* [Work to complete]:
1) Render the following sentence from the text on added sugars into Spanish: "Naturally occurring sugar, like those found in fruit and milk, is different from added sugar."
2) Rewrite the passage of the text on added sugars starting with "What are added" and going on through "you crave it.", putting "man-made" wherever "synthetic" appears.

We can enjoy added sugars without detriment, but the pattern of overconsumption coupled with the substitution of synthetic and artificial varieties keeps us in the danger zone. To put it into better perspective, the American Heart Association recommends six to nine teaspoons of added sugar per day and Americans, on average, consume 22 teaspoons per day.
What are added sweeteners?
Added sweetener refers to natural sugars and synthetic substitutes that are added to foods to make them sweeter. Substitutes are popular because most do not contain any calories – but this is because they are synthetic, or made chemically. Research has shown that added sweetener triggers the release of specific brain chemicals that are a key part of the “reward circuit” associated with addictive behavior. Over time, this pattern results in the reasons why you crave it.
With 56 different names for added sugar, it is easy for many varieties to be in the same food product. Naturally occurring sugar, like those found in fruit and milk, is different from added sugar. Most food labels now include an “added sugar” row to show you how much has been added, but it is important to look at the serving size to determine how much is included in total. You can look to the grams listed or the percentage to see how the food fits into the recommended daily limit. Considering Americans do not follow the metric system of measurement, know that four grams equal one teaspoon.
Sugar substitutes, or artificial sweeteners, are not included in the “added sugar” row on a food label. This is because they are not actually sugars but synthetic mimics. Their popularity is because some varieties can be 200 to 700 times sweeter than table sugar and much less expensive for food manufacturers to include in food products. The only way to identify them is to look to the ingredient list. Sugar alcohols all end in “-ol” (i.e., mannitol, sorbitol); artificial sweeteners are aspartame, saccharin, acesulfame potassium, and sucralose (i.e., Splenda, Sweet ‘N Low, Equal); and the synthetic sweeteners are derived from natural sources like stevia and monk fruit extract.

* [Record extracts]:
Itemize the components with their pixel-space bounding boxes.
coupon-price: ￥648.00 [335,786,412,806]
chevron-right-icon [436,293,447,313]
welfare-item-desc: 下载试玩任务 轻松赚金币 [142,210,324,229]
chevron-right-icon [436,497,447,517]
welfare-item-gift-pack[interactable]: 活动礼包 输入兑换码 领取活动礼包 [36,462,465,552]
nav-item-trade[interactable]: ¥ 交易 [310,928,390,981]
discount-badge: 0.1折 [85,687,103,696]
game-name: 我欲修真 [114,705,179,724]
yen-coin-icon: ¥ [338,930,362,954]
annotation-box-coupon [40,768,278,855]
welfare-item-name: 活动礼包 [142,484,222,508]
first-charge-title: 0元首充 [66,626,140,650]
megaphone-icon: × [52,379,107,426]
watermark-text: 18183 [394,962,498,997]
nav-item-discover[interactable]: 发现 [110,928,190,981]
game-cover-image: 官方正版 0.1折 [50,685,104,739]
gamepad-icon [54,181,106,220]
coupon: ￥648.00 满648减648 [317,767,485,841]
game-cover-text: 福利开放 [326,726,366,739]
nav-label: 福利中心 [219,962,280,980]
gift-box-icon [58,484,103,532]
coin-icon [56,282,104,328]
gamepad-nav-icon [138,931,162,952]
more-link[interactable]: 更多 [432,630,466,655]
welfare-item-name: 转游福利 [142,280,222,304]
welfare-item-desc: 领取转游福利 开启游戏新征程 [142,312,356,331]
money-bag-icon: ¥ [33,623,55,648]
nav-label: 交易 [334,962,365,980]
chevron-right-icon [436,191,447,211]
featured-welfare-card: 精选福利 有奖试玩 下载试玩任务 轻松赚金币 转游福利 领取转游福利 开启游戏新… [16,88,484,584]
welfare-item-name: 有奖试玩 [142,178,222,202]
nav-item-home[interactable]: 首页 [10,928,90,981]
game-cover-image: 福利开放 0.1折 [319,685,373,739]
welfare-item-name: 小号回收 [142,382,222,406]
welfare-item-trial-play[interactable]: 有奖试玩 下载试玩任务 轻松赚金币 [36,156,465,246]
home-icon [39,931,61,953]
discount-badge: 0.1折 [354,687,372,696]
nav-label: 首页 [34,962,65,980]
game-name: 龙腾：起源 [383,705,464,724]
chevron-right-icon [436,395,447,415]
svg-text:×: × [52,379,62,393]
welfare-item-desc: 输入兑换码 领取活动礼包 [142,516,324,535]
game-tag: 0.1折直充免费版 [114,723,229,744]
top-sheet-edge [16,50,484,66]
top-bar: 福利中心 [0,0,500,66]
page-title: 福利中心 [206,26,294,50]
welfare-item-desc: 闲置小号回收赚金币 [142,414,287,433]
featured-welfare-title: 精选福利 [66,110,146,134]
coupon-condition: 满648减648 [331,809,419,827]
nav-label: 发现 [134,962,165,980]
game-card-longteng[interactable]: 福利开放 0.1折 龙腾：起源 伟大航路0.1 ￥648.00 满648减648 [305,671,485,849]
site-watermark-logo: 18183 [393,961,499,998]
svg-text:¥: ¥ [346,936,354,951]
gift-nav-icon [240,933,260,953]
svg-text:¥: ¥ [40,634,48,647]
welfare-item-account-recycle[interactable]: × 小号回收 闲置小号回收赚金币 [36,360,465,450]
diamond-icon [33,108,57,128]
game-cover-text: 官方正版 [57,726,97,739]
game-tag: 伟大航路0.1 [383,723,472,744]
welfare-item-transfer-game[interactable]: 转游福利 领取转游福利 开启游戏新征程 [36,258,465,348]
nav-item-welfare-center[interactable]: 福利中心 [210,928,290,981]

* [Replies]:
1) El azúcar natural, como el que se encuentra en la fruta y la leche, es diferente del azúcar añadido.

2)
What are added sweeteners?
Added sweetener refers to natural sugars and man-made substitutes that are added to foods to make them sweeter. Substitutes are popular because most do not contain any calories – but this is because they are man-made, or made chemically. Research has shown that added sweetener triggers the release of specific brain chemicals that are a key part of the “reward circuit” associated with addictive behavior. Over time, this pattern results in the reasons why you crave it.